# START OF Input records

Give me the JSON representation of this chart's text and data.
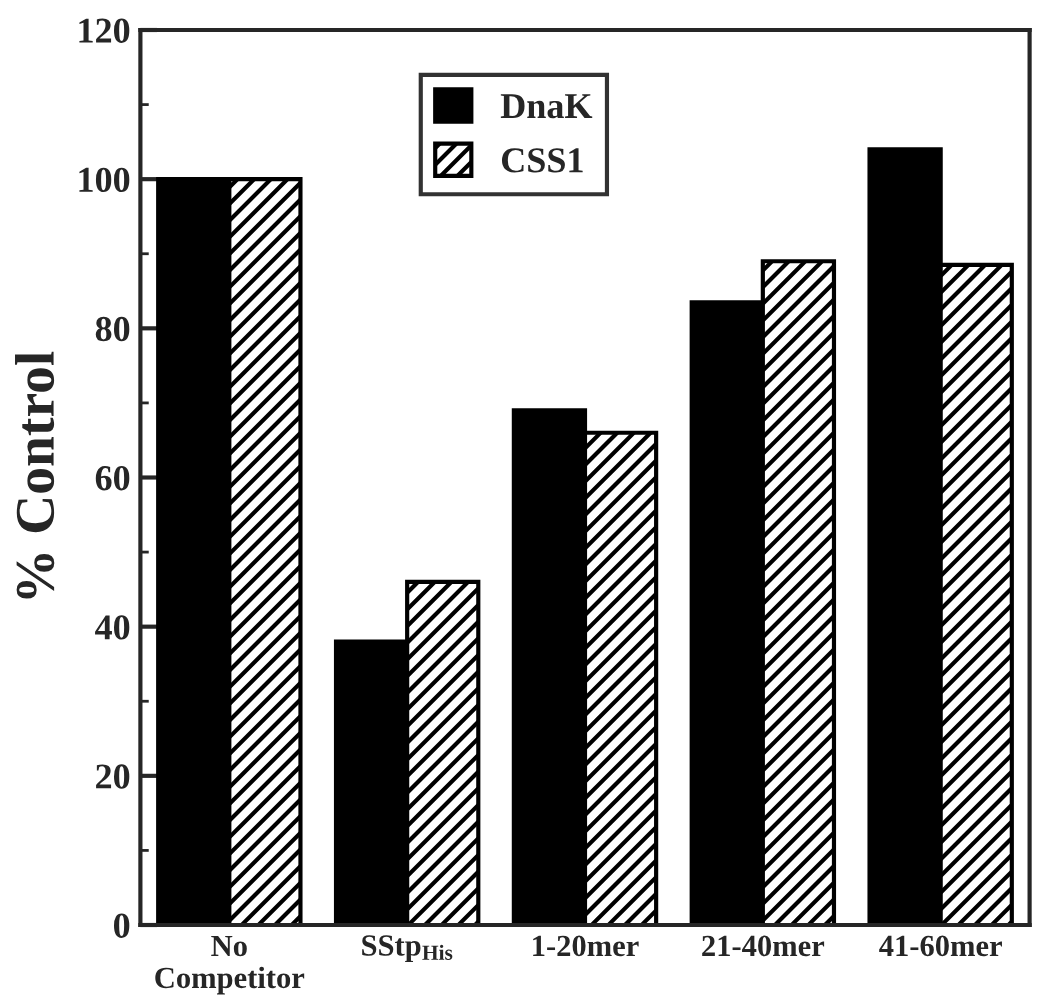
{
  "chart_data": {
    "type": "bar",
    "ylabel": "% Control",
    "categories": [
      "No\nCompetitor",
      "SStp$_{His}$",
      "1-20mer",
      "21-40mer",
      "41-60mer"
    ],
    "series": [
      {
        "name": "DnaK",
        "color": "#000000",
        "values": [
          100,
          38,
          69,
          83.5,
          104
        ]
      },
      {
        "name": "CSS1",
        "color": "#000000",
        "values": [
          100,
          46,
          66,
          89,
          88.5
        ]
      }
    ],
    "ylim": [
      0,
      120
    ],
    "yticks": [
      0,
      20,
      40,
      60,
      80,
      100,
      120
    ],
    "grid": false,
    "legend": "top"
  }
}
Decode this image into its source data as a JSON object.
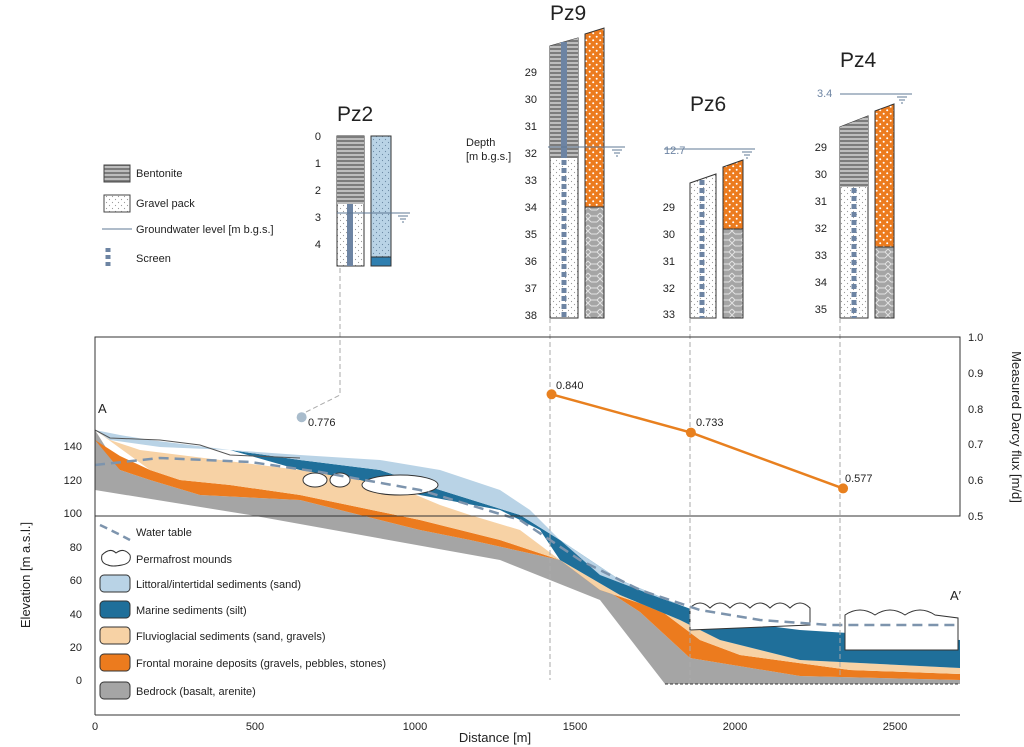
{
  "wells": [
    {
      "name": "Pz2",
      "depth_ticks": [
        "0",
        "1",
        "2",
        "3",
        "4"
      ],
      "gw_level": "",
      "darcy_flux": "0.776"
    },
    {
      "name": "Pz9",
      "depth_ticks": [
        "29",
        "30",
        "31",
        "32",
        "33",
        "34",
        "35",
        "36",
        "37",
        "38"
      ],
      "gw_level": "",
      "darcy_flux": "0.840"
    },
    {
      "name": "Pz6",
      "depth_ticks": [
        "29",
        "30",
        "31",
        "32",
        "33"
      ],
      "gw_level": "12.7",
      "darcy_flux": "0.733"
    },
    {
      "name": "Pz4",
      "depth_ticks": [
        "29",
        "30",
        "31",
        "32",
        "33",
        "34",
        "35"
      ],
      "gw_level": "3.4",
      "darcy_flux": "0.577"
    }
  ],
  "depth_label": [
    "Depth",
    "[m b.g.s.]"
  ],
  "well_legend": {
    "bentonite": "Bentonite",
    "gravel": "Gravel pack",
    "groundwater": "Groundwater level [m b.g.s.]",
    "screen": "Screen"
  },
  "section": {
    "start_label": "A",
    "end_label": "A′",
    "xlabel": "Distance [m]",
    "ylabel": "Elevation [m a.s.l.]",
    "y2label": "Measured Darcy flux [m/d]",
    "xticks": [
      "0",
      "500",
      "1000",
      "1500",
      "2000",
      "2500"
    ],
    "yticks": [
      "0",
      "20",
      "40",
      "60",
      "80",
      "100",
      "120",
      "140"
    ],
    "y2ticks": [
      "0.5",
      "0.6",
      "0.7",
      "0.8",
      "0.9",
      "1.0"
    ]
  },
  "section_legend": {
    "water_table": "Water table",
    "permafrost": "Permafrost mounds",
    "littoral": "Littoral/intertidal sediments (sand)",
    "marine": "Marine sediments (silt)",
    "fluvio": "Fluvioglacial sediments (sand, gravels)",
    "moraine": "Frontal moraine deposits (gravels, pebbles, stones)",
    "bedrock": "Bedrock (basalt, arenite)"
  },
  "colors": {
    "bentonite": "#8e8e8e",
    "gravel": "#ffffff",
    "screen": "#6d84a3",
    "littoral": "#b9d3e6",
    "marine": "#1f6f9a",
    "fluvio": "#f7d2a5",
    "moraine": "#ec7b1e",
    "bedrock": "#a5a5a5",
    "flux": "#e8801f",
    "flux_pz2": "#a9bccc"
  },
  "chart_data": {
    "type": "line",
    "title": "",
    "xlabel": "Distance [m]",
    "ylabel": "Measured Darcy flux [m/d]",
    "ylim": [
      0.5,
      1.0
    ],
    "xlim": [
      0,
      2700
    ],
    "series": [
      {
        "x": [
          1425,
          1860,
          2335
        ],
        "values": [
          0.84,
          0.733,
          0.577
        ]
      }
    ],
    "points": [
      {
        "x": 645,
        "value": 0.776
      }
    ]
  }
}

# END OF Input records

(Goal)
Every entry above is to be set down exactly; the pictures are to be left out.

(Response to this task)
Give me the JSON representation of this chart's text and data.
{
  "chart_data": {
    "type": "bar",
    "ylabel": "% Control",
    "categories": [
      "No\nCompetitor",
      "SStp$_{His}$",
      "1-20mer",
      "21-40mer",
      "41-60mer"
    ],
    "series": [
      {
        "name": "DnaK",
        "color": "#000000",
        "values": [
          100,
          38,
          69,
          83.5,
          104
        ]
      },
      {
        "name": "CSS1",
        "color": "#000000",
        "values": [
          100,
          46,
          66,
          89,
          88.5
        ]
      }
    ],
    "ylim": [
      0,
      120
    ],
    "yticks": [
      0,
      20,
      40,
      60,
      80,
      100,
      120
    ],
    "grid": false,
    "legend": "top"
  }
}
Decode this image into its source data as a JSON object.
{
  "wells": [
    {
      "name": "Pz2",
      "depth_ticks": [
        "0",
        "1",
        "2",
        "3",
        "4"
      ],
      "gw_level": "",
      "darcy_flux": "0.776"
    },
    {
      "name": "Pz9",
      "depth_ticks": [
        "29",
        "30",
        "31",
        "32",
        "33",
        "34",
        "35",
        "36",
        "37",
        "38"
      ],
      "gw_level": "",
      "darcy_flux": "0.840"
    },
    {
      "name": "Pz6",
      "depth_ticks": [
        "29",
        "30",
        "31",
        "32",
        "33"
      ],
      "gw_level": "12.7",
      "darcy_flux": "0.733"
    },
    {
      "name": "Pz4",
      "depth_ticks": [
        "29",
        "30",
        "31",
        "32",
        "33",
        "34",
        "35"
      ],
      "gw_level": "3.4",
      "darcy_flux": "0.577"
    }
  ],
  "depth_label": [
    "Depth",
    "[m b.g.s.]"
  ],
  "well_legend": {
    "bentonite": "Bentonite",
    "gravel": "Gravel pack",
    "groundwater": "Groundwater level [m b.g.s.]",
    "screen": "Screen"
  },
  "section": {
    "start_label": "A",
    "end_label": "A′",
    "xlabel": "Distance [m]",
    "ylabel": "Elevation [m a.s.l.]",
    "y2label": "Measured Darcy flux [m/d]",
    "xticks": [
      "0",
      "500",
      "1000",
      "1500",
      "2000",
      "2500"
    ],
    "yticks": [
      "0",
      "20",
      "40",
      "60",
      "80",
      "100",
      "120",
      "140"
    ],
    "y2ticks": [
      "0.5",
      "0.6",
      "0.7",
      "0.8",
      "0.9",
      "1.0"
    ]
  },
  "section_legend": {
    "water_table": "Water table",
    "permafrost": "Permafrost mounds",
    "littoral": "Littoral/intertidal sediments (sand)",
    "marine": "Marine sediments (silt)",
    "fluvio": "Fluvioglacial sediments (sand, gravels)",
    "moraine": "Frontal moraine deposits (gravels, pebbles, stones)",
    "bedrock": "Bedrock (basalt, arenite)"
  },
  "colors": {
    "bentonite": "#8e8e8e",
    "gravel": "#ffffff",
    "screen": "#6d84a3",
    "littoral": "#b9d3e6",
    "marine": "#1f6f9a",
    "fluvio": "#f7d2a5",
    "moraine": "#ec7b1e",
    "bedrock": "#a5a5a5",
    "flux": "#e8801f",
    "flux_pz2": "#a9bccc"
  },
  "chart_data": {
    "type": "line",
    "title": "",
    "xlabel": "Distance [m]",
    "ylabel": "Measured Darcy flux [m/d]",
    "ylim": [
      0.5,
      1.0
    ],
    "xlim": [
      0,
      2700
    ],
    "series": [
      {
        "x": [
          1425,
          1860,
          2335
        ],
        "values": [
          0.84,
          0.733,
          0.577
        ]
      }
    ],
    "points": [
      {
        "x": 645,
        "value": 0.776
      }
    ]
  }
}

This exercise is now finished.